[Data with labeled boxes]
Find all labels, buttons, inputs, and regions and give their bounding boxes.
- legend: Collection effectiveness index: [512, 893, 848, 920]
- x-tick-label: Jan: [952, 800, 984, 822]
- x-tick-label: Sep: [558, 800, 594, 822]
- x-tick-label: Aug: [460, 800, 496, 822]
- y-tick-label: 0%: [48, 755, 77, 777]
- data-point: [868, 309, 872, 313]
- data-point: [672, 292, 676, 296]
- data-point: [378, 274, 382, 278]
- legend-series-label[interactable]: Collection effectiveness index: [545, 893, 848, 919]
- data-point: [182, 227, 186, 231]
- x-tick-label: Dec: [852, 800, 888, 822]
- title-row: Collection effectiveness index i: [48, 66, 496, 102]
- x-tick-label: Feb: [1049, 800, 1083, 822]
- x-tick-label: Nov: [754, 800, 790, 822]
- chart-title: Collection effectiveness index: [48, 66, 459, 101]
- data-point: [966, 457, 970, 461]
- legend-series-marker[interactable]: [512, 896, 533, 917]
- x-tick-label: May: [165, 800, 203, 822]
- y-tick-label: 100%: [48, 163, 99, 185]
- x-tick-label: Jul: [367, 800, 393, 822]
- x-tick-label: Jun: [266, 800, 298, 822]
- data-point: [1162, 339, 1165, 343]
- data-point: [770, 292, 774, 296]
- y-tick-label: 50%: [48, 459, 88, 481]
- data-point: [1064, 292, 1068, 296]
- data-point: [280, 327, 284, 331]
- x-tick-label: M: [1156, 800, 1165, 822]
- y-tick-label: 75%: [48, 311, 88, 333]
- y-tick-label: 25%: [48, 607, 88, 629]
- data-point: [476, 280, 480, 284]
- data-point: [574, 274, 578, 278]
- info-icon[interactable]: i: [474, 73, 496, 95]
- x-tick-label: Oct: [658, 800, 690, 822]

Task instructions >> Please copy the data word for word, beginning with its first line and ending after the line that contains "- chart-title: Collection".

Solution >>
Find all labels, buttons, inputs, and regions and give their bounding boxes.
- legend: Collection effectiveness index: [512, 893, 848, 920]
- x-tick-label: Jan: [952, 800, 984, 822]
- x-tick-label: Sep: [558, 800, 594, 822]
- x-tick-label: Aug: [460, 800, 496, 822]
- y-tick-label: 0%: [48, 755, 77, 777]
- data-point: [868, 309, 872, 313]
- data-point: [672, 292, 676, 296]
- data-point: [378, 274, 382, 278]
- legend-series-label[interactable]: Collection effectiveness index: [545, 893, 848, 919]
- data-point: [182, 227, 186, 231]
- x-tick-label: Dec: [852, 800, 888, 822]
- title-row: Collection effectiveness index i: [48, 66, 496, 102]
- x-tick-label: Feb: [1049, 800, 1083, 822]
- x-tick-label: Nov: [754, 800, 790, 822]
- chart-title: Collection effectiveness index: [48, 66, 459, 101]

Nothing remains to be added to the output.